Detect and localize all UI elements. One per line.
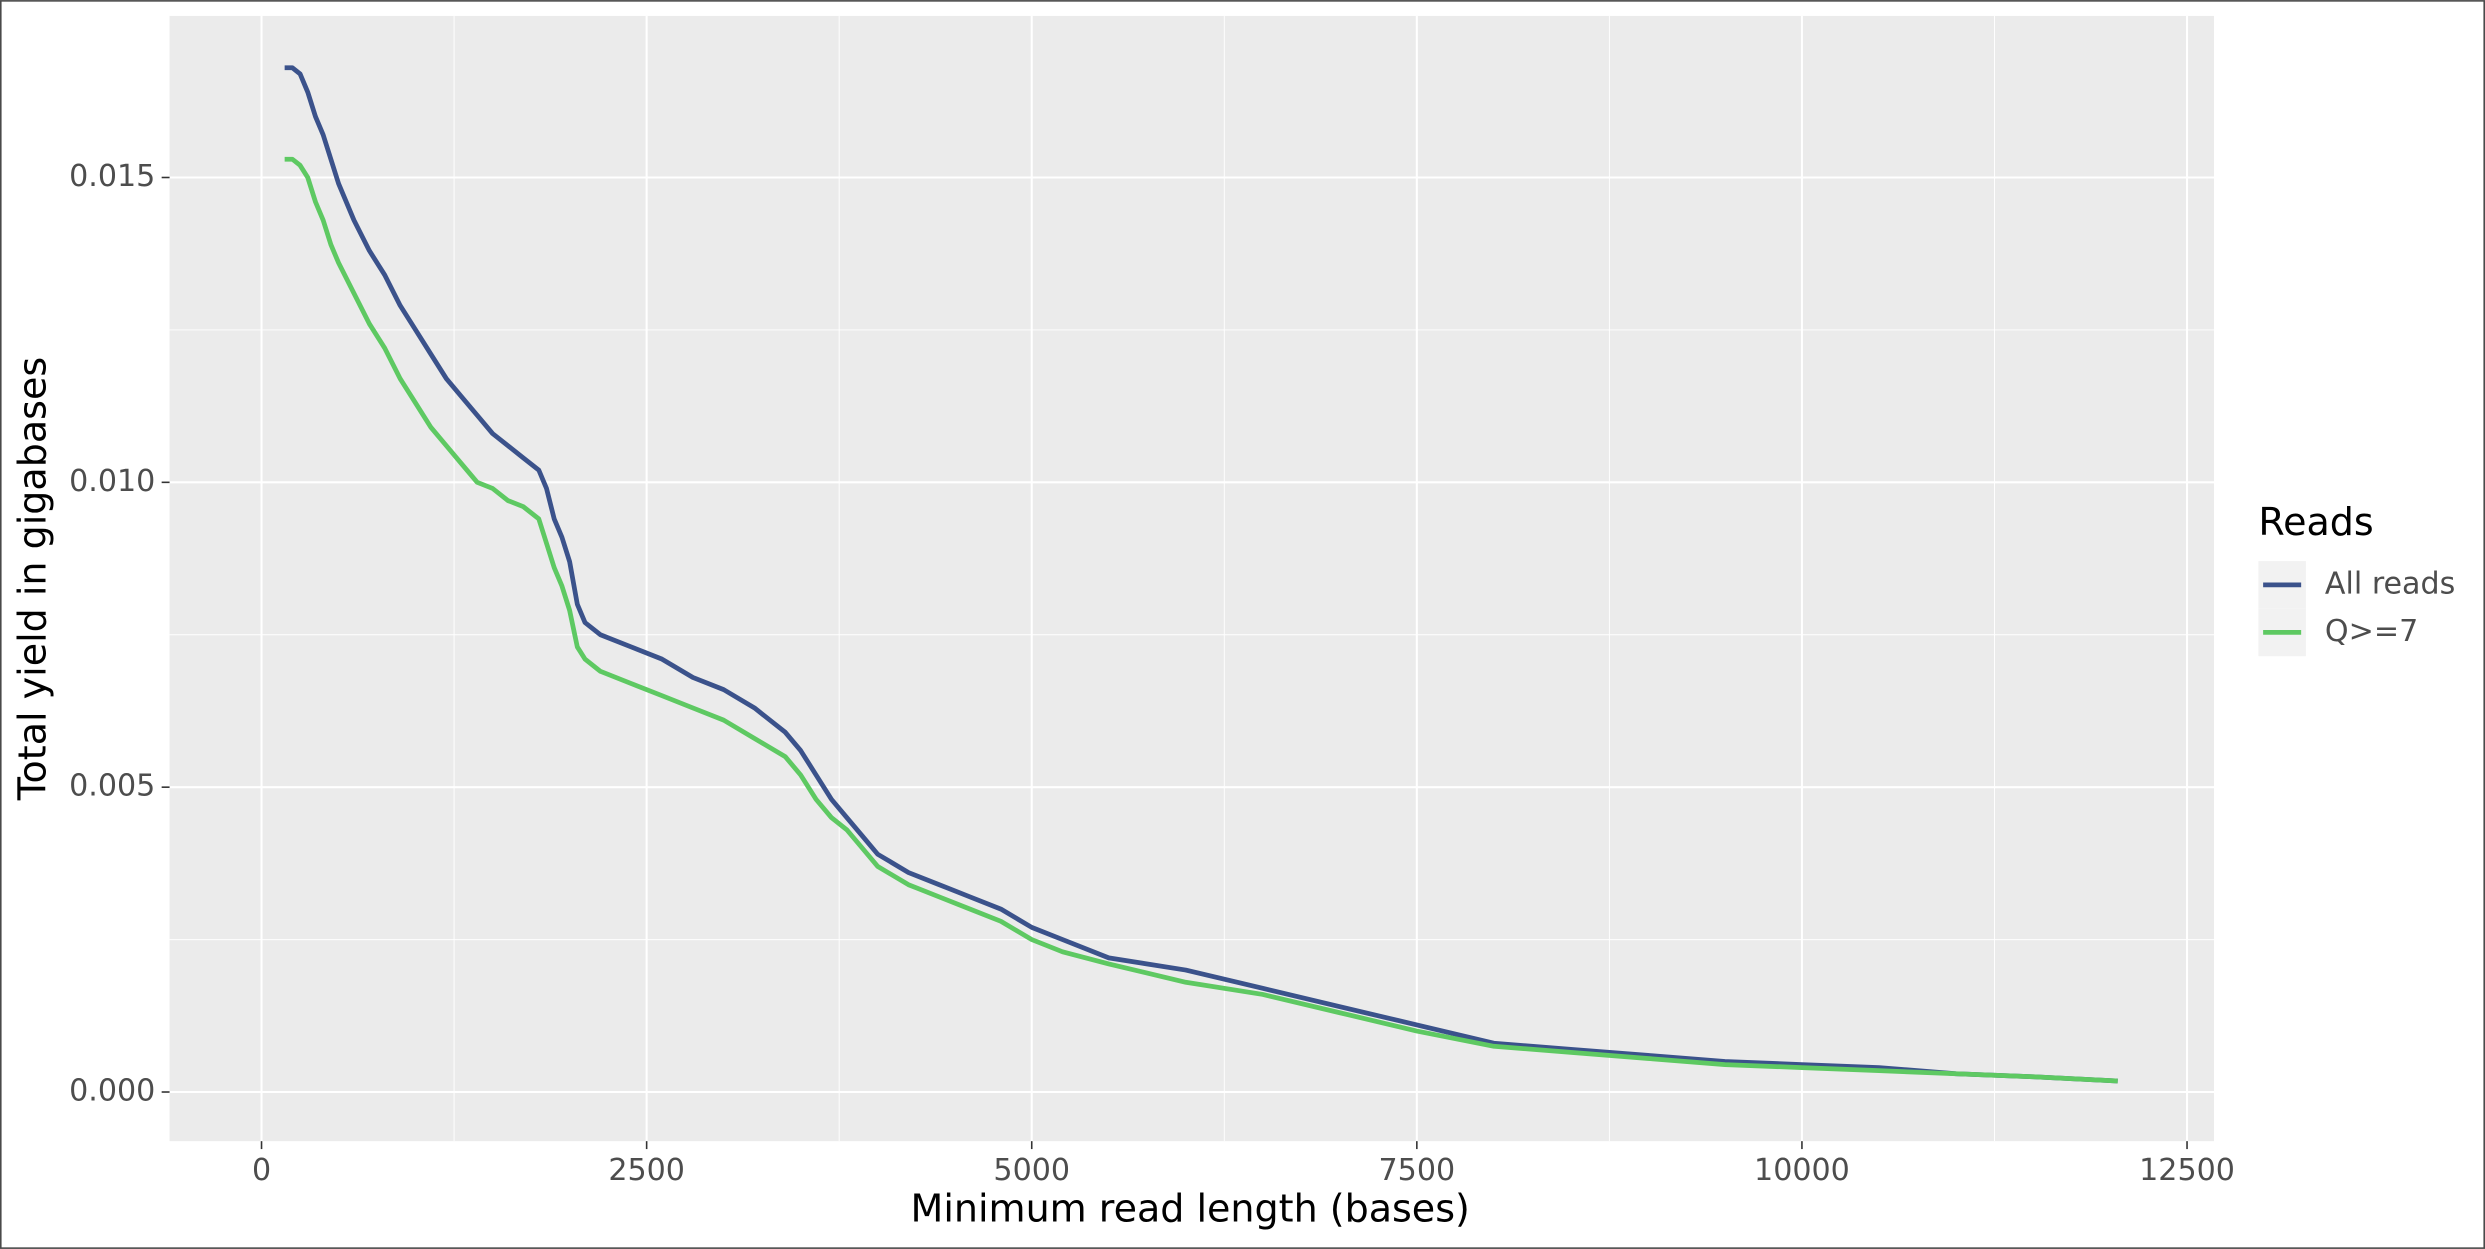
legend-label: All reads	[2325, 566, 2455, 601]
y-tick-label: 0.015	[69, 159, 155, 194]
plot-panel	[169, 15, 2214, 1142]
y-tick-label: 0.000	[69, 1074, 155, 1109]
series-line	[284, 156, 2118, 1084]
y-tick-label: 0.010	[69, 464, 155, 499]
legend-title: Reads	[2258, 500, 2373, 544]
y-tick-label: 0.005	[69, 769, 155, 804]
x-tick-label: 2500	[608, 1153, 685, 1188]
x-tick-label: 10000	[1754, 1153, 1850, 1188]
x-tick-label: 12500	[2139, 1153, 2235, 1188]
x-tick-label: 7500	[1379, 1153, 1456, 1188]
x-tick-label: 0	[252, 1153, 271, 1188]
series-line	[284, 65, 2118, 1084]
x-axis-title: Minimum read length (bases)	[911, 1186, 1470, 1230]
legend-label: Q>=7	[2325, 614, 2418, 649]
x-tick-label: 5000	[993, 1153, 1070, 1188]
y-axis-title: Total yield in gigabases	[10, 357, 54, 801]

::::::

> **Job**
Find every line in the data above that contains the string "tick", and list each such line in full.

> **Written solution**
y-tick-label: 0.015	[69, 159, 155, 194]
y-tick-label: 0.000	[69, 1074, 155, 1109]
y-tick-label: 0.010	[69, 464, 155, 499]
y-tick-label: 0.005	[69, 769, 155, 804]
x-tick-label: 2500	[608, 1153, 685, 1188]
x-tick-label: 10000	[1754, 1153, 1850, 1188]
x-tick-label: 12500	[2139, 1153, 2235, 1188]
x-tick-label: 7500	[1379, 1153, 1456, 1188]
x-tick-label: 0	[252, 1153, 271, 1188]
x-tick-label: 5000	[993, 1153, 1070, 1188]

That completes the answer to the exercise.